Task details :: In the following material, identify every line holding the string "avec" and return it.

═════ Records for the task

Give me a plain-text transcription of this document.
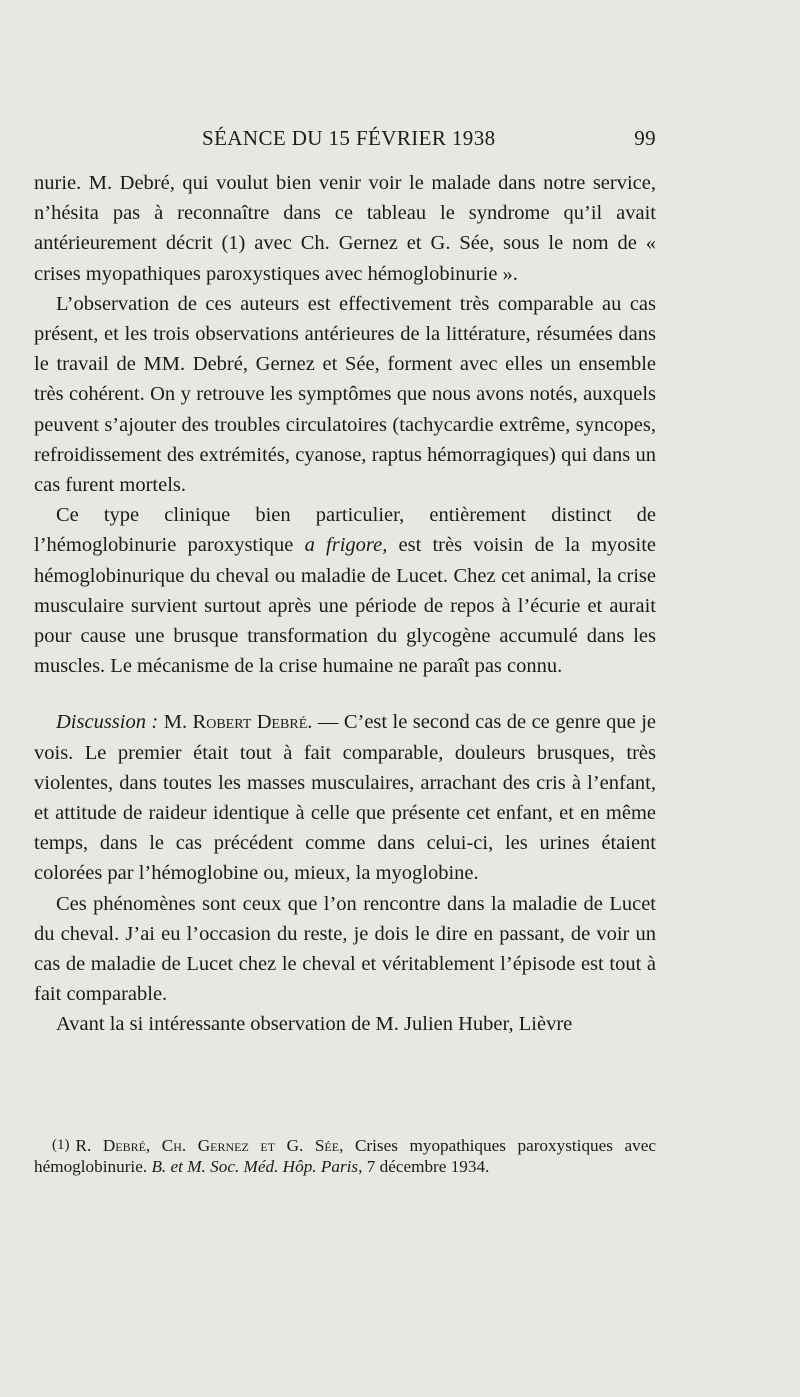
SÉANCE DU 15 FÉVRIER 1938	99

nurie. M. Debré, qui voulut bien venir voir le malade dans notre service, n’hésita pas à reconnaître dans ce tableau le syndrome qu’il avait antérieurement décrit (1) avec Ch. Gernez et G. Sée, sous le nom de « crises myopathiques paroxystiques avec hémoglobinurie ».

L’observation de ces auteurs est effectivement très comparable au cas présent, et les trois observations antérieures de la littérature, résumées dans le travail de MM. Debré, Gernez et Sée, forment avec elles un ensemble très cohérent. On y retrouve les symptômes que nous avons notés, auxquels peuvent s’ajouter des troubles circulatoires (tachycardie extrême, syncopes, refroidissement des extrémités, cyanose, raptus hémorragiques) qui dans un cas furent mortels.

Ce type clinique bien particulier, entièrement distinct de l’hémoglobinurie paroxystique a frigore, est très voisin de la myosite hémoglobinurique du cheval ou maladie de Lucet. Chez cet animal, la crise musculaire survient surtout après une période de repos à l’écurie et aurait pour cause une brusque transformation du glycogène accumulé dans les muscles. Le mécanisme de la crise humaine ne paraît pas connu.

Discussion : M. Robert Debré. — C’est le second cas de ce genre que je vois. Le premier était tout à fait comparable, douleurs brusques, très violentes, dans toutes les masses musculaires, arrachant des cris à l’enfant, et attitude de raideur identique à celle que présente cet enfant, et en même temps, dans le cas précédent comme dans celui-ci, les urines étaient colorées par l’hémoglobine ou, mieux, la myoglobine.

Ces phénomènes sont ceux que l’on rencontre dans la maladie de Lucet du cheval. J’ai eu l’occasion du reste, je dois le dire en passant, de voir un cas de maladie de Lucet chez le cheval et véritablement l’épisode est tout à fait comparable.

Avant la si intéressante observation de M. Julien Huber, Lièvre

(1) R. Debré, Ch. Gernez et G. Sée, Crises myopathiques paroxystiques avec hémoglobinurie. B. et M. Soc. Méd. Hôp. Paris, 7 décembre 1934.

══════════

Answer for this exercise ::
nurie. M. Debré, qui voulut bien venir voir le malade dans notre service, n’hésita pas à reconnaître dans ce tableau le syndrome qu’il avait antérieurement décrit (1) avec Ch. Gernez et G. Sée, sous le nom de « crises myopathiques paroxystiques avec hémoglobinurie ».
L’observation de ces auteurs est effectivement très comparable au cas présent, et les trois observations antérieures de la littérature, résumées dans le travail de MM. Debré, Gernez et Sée, forment avec elles un ensemble très cohérent. On y retrouve les symptômes que nous avons notés, auxquels peuvent s’ajouter des troubles circulatoires (tachycardie extrême, syncopes, refroidissement des extrémités, cyanose, raptus hémorragiques) qui dans un cas furent mortels.
(1) R. Debré, Ch. Gernez et G. Sée, Crises myopathiques paroxystiques avec hémoglobinurie. B. et M. Soc. Méd. Hôp. Paris, 7 décembre 1934.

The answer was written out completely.